◆ Raw records
========================================================================
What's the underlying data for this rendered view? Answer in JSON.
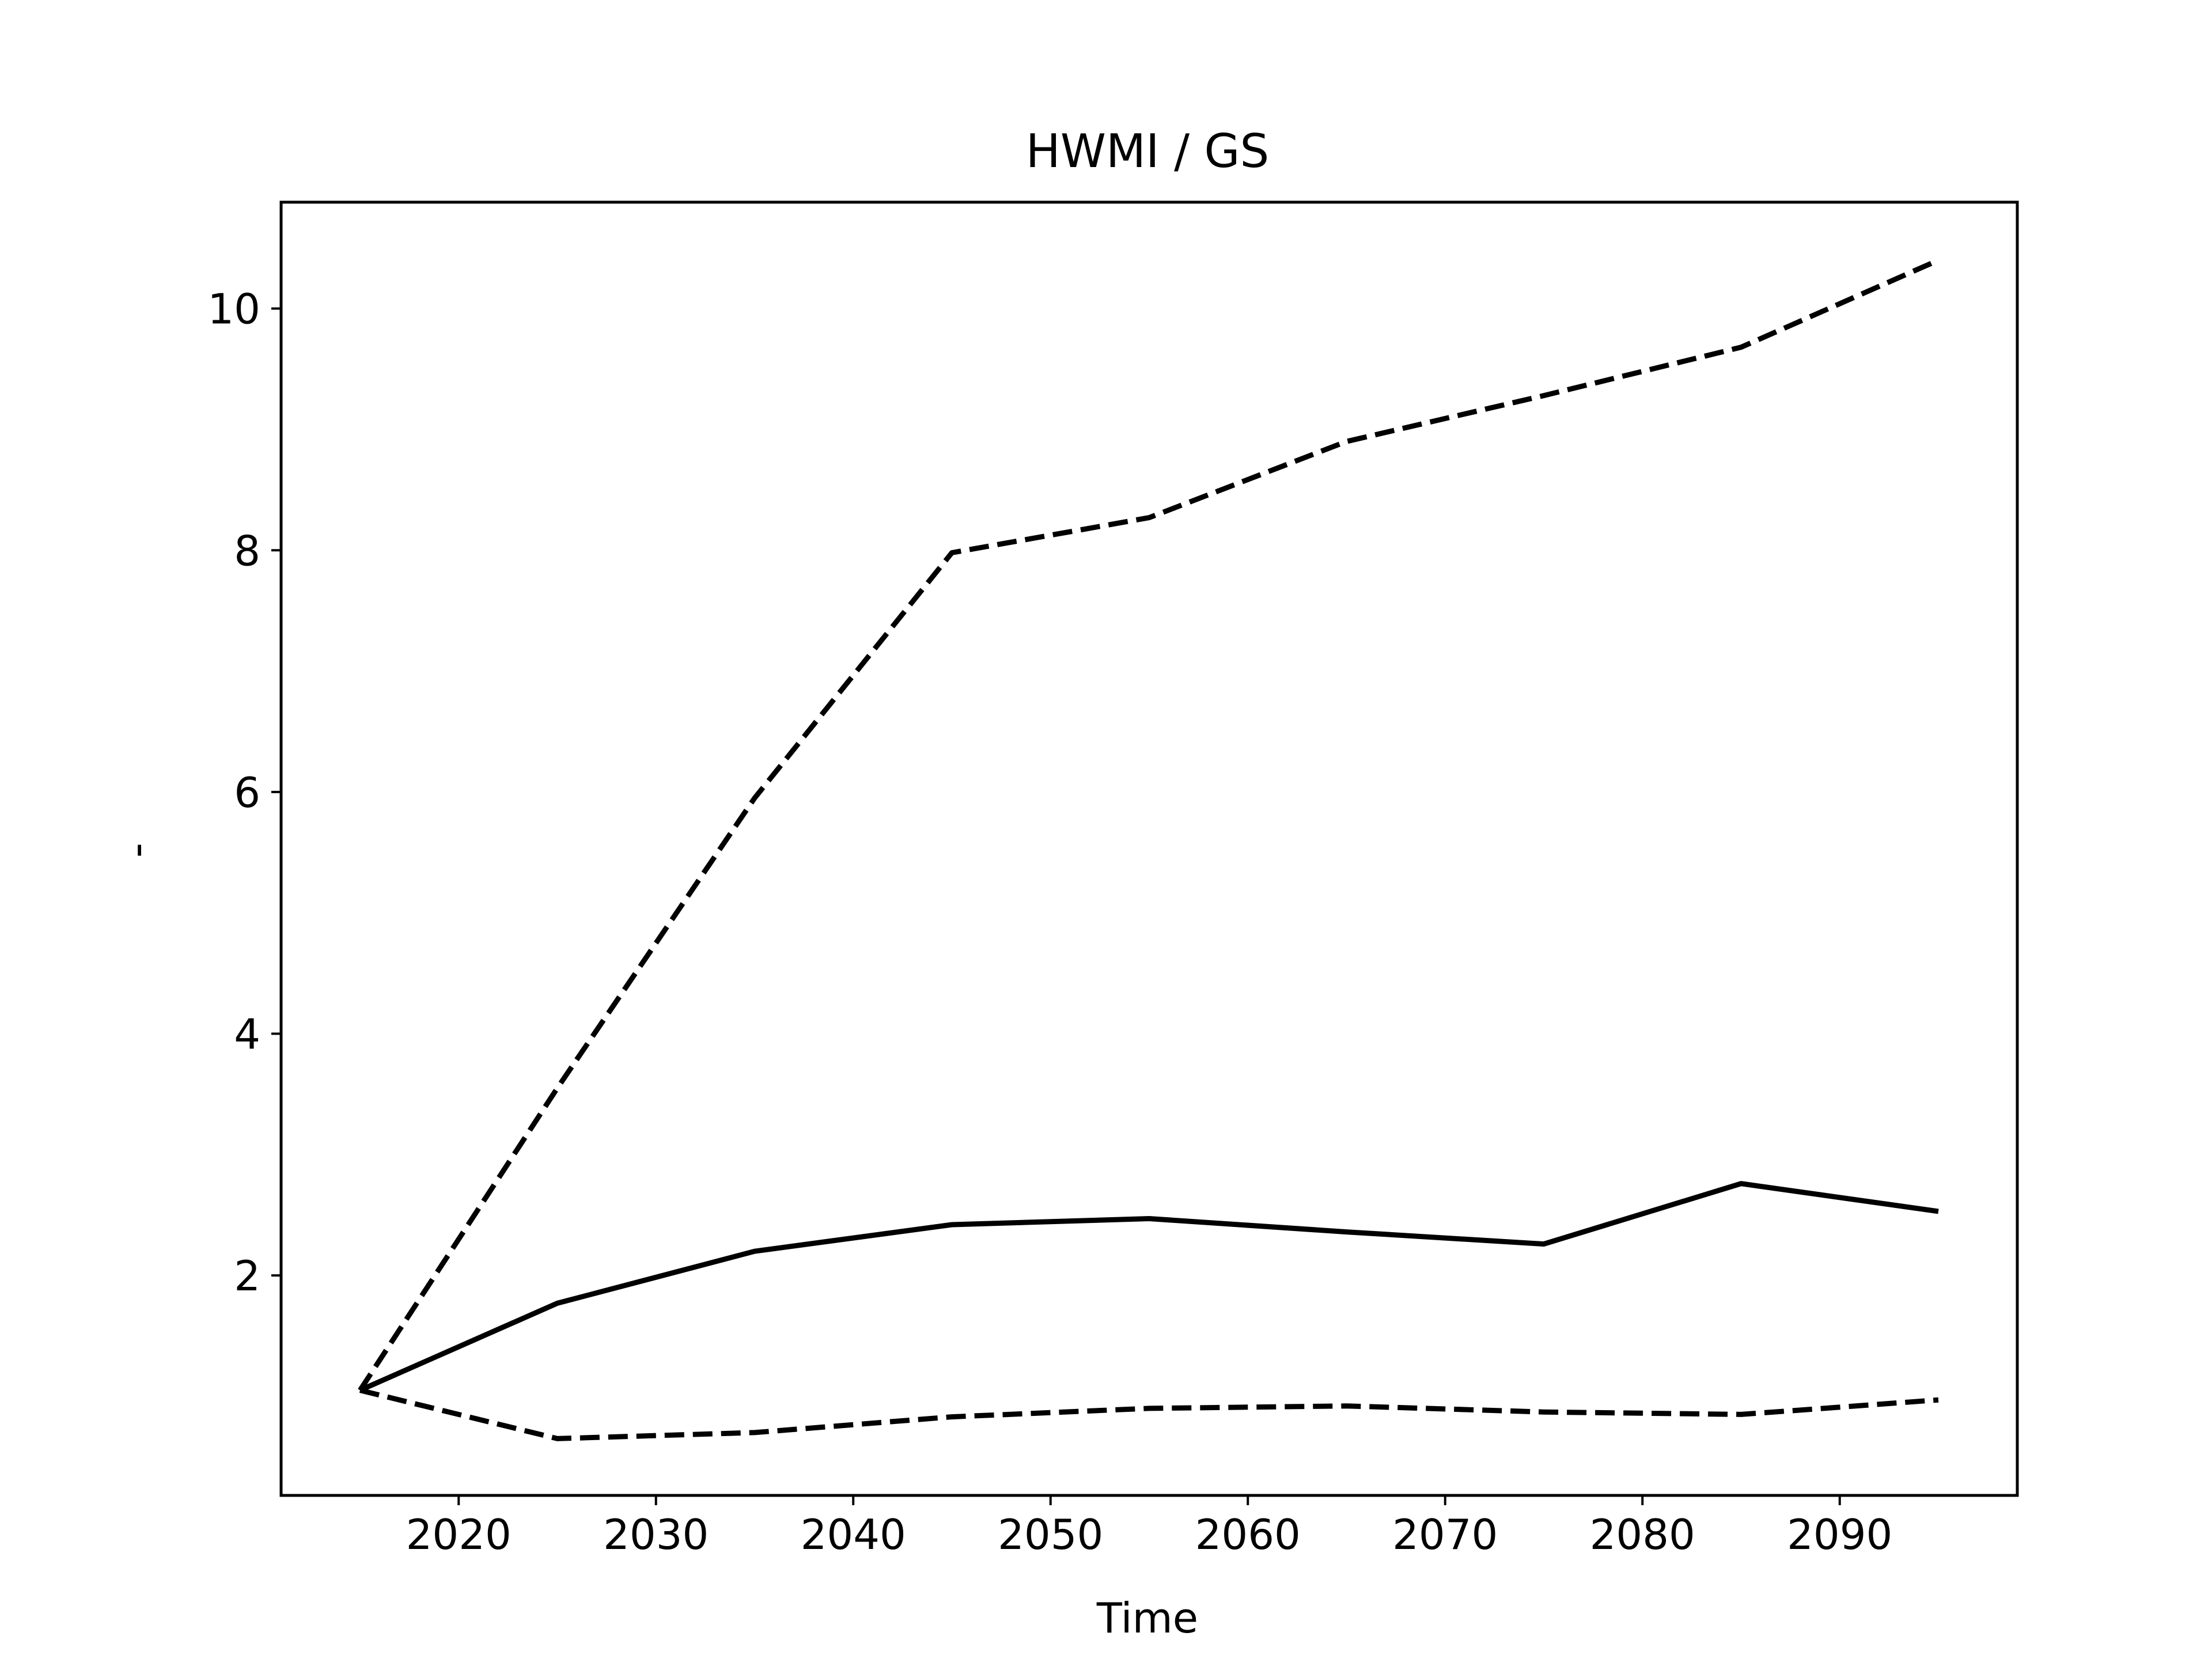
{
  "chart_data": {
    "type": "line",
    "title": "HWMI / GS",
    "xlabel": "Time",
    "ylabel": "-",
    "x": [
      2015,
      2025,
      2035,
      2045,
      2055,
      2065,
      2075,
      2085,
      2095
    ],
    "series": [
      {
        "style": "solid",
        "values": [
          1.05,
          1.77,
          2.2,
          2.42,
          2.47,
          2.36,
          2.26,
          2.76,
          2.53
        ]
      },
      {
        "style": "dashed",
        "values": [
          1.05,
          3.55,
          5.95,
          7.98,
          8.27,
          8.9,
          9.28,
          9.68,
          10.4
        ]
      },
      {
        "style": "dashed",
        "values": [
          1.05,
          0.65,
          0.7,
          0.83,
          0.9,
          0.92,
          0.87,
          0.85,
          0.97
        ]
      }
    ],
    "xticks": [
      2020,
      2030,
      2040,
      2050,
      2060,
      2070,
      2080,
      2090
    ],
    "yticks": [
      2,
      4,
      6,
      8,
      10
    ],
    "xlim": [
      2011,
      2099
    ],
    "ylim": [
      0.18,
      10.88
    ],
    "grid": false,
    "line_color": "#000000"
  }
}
========================================================================
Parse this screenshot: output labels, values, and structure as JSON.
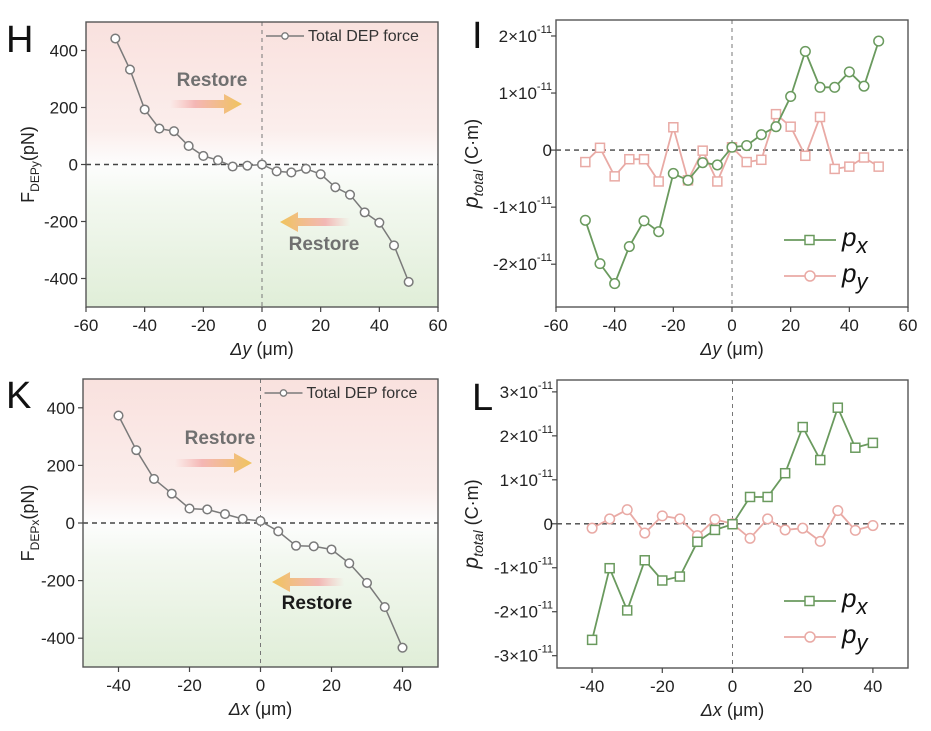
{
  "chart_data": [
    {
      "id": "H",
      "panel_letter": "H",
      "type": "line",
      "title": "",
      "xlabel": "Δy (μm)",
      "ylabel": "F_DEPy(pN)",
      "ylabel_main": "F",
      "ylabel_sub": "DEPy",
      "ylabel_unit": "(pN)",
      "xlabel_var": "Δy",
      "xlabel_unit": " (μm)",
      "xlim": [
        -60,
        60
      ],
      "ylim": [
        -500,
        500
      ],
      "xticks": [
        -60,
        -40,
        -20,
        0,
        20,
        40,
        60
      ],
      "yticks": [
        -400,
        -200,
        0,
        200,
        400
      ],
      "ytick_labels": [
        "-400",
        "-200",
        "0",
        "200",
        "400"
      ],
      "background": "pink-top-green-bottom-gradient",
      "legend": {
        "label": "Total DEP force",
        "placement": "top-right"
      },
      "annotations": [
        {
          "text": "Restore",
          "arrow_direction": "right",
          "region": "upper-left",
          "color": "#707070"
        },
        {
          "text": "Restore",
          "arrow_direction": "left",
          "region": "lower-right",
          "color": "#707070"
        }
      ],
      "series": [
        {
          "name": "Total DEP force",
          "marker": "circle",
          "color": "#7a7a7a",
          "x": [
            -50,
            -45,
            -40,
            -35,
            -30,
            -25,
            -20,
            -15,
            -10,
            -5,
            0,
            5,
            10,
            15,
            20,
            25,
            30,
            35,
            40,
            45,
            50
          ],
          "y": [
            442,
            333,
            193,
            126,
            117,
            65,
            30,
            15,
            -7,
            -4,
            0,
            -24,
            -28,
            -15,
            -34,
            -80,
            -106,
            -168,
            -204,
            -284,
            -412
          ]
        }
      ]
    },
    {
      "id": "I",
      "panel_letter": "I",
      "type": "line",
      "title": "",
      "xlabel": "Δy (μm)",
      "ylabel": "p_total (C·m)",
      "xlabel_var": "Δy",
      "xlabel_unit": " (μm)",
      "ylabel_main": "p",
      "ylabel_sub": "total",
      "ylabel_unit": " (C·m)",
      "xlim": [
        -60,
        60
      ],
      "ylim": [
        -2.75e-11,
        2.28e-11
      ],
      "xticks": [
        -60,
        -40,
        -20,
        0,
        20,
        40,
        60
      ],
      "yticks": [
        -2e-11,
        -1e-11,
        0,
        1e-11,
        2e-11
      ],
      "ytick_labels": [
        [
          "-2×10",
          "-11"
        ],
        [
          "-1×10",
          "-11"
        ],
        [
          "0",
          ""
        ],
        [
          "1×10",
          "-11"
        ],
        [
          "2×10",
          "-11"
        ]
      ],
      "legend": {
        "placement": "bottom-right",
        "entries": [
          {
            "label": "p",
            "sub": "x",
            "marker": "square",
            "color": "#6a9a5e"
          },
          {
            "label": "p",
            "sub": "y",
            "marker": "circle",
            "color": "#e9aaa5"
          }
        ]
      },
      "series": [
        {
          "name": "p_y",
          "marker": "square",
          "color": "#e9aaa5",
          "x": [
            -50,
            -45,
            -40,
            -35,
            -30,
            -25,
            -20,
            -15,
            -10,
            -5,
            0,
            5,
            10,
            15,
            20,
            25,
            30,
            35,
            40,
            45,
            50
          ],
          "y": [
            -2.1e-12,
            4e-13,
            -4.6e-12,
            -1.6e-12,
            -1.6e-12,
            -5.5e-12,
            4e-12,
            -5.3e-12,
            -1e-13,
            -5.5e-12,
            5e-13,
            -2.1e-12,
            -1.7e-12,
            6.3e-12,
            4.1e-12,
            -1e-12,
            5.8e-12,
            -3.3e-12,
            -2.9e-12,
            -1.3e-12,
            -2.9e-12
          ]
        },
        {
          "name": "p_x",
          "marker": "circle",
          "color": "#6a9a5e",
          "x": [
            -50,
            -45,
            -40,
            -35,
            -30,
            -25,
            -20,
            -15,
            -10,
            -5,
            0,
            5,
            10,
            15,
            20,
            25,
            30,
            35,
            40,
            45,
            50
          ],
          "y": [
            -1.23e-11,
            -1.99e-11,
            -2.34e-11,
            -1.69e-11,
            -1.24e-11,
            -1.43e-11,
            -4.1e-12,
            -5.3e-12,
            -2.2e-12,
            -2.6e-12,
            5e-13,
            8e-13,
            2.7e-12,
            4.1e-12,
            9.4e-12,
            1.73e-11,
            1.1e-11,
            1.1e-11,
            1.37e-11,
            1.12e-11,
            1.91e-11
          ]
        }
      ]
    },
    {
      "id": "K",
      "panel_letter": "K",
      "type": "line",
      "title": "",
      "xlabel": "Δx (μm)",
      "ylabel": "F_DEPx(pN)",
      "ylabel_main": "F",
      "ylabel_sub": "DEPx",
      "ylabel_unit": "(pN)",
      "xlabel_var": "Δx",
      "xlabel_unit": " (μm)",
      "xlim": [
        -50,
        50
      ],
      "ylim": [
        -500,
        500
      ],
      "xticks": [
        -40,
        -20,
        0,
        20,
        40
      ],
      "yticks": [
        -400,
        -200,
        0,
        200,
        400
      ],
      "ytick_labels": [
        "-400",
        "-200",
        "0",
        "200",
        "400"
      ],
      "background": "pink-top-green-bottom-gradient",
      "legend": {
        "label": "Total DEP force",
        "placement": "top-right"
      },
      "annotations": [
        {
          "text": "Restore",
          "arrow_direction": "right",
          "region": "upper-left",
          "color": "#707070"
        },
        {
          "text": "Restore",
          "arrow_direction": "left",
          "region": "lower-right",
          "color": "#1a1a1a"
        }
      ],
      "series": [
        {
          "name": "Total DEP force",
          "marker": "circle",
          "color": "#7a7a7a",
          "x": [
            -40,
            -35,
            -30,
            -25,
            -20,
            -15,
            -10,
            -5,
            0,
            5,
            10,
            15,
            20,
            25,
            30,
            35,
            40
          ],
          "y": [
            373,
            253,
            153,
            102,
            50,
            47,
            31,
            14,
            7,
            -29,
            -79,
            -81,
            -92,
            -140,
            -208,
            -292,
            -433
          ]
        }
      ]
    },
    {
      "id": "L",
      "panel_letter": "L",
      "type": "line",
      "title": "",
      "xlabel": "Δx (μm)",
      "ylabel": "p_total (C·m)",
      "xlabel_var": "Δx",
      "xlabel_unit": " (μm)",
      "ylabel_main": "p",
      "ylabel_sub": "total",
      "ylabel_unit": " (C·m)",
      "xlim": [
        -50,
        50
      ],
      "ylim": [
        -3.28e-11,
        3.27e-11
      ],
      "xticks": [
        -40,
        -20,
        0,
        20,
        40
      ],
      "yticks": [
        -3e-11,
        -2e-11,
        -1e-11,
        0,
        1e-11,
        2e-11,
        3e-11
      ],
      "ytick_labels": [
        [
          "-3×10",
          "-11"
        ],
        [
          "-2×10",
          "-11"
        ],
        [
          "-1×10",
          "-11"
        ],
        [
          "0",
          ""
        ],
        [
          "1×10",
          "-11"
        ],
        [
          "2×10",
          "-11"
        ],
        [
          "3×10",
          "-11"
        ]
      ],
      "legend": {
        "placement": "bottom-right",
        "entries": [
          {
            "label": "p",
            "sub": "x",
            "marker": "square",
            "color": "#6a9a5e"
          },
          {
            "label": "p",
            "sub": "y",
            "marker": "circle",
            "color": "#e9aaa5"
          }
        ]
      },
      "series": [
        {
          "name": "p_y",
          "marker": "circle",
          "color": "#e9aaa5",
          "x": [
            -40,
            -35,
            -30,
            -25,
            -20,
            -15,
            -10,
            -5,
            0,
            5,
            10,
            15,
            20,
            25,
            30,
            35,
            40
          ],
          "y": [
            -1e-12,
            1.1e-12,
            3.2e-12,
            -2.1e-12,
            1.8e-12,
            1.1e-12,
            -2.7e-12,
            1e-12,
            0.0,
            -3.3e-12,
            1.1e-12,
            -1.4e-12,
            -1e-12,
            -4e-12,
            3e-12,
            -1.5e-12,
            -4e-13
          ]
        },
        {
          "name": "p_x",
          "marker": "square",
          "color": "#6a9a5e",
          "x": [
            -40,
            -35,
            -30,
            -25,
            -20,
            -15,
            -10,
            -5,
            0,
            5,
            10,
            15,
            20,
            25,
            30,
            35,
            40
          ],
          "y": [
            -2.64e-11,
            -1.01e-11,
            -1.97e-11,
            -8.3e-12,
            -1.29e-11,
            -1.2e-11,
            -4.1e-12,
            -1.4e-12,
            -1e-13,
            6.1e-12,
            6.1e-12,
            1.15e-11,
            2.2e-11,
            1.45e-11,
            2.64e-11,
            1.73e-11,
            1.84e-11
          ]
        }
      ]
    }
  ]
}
========================================================================
◆ Your task
Pick out every line above that holds the word "JSON" and copy it.

◆ Answer to the task
What's the underlying data for this rendered view? Answer in JSON.
Parse this screenshot: output labels, values, and structure as JSON.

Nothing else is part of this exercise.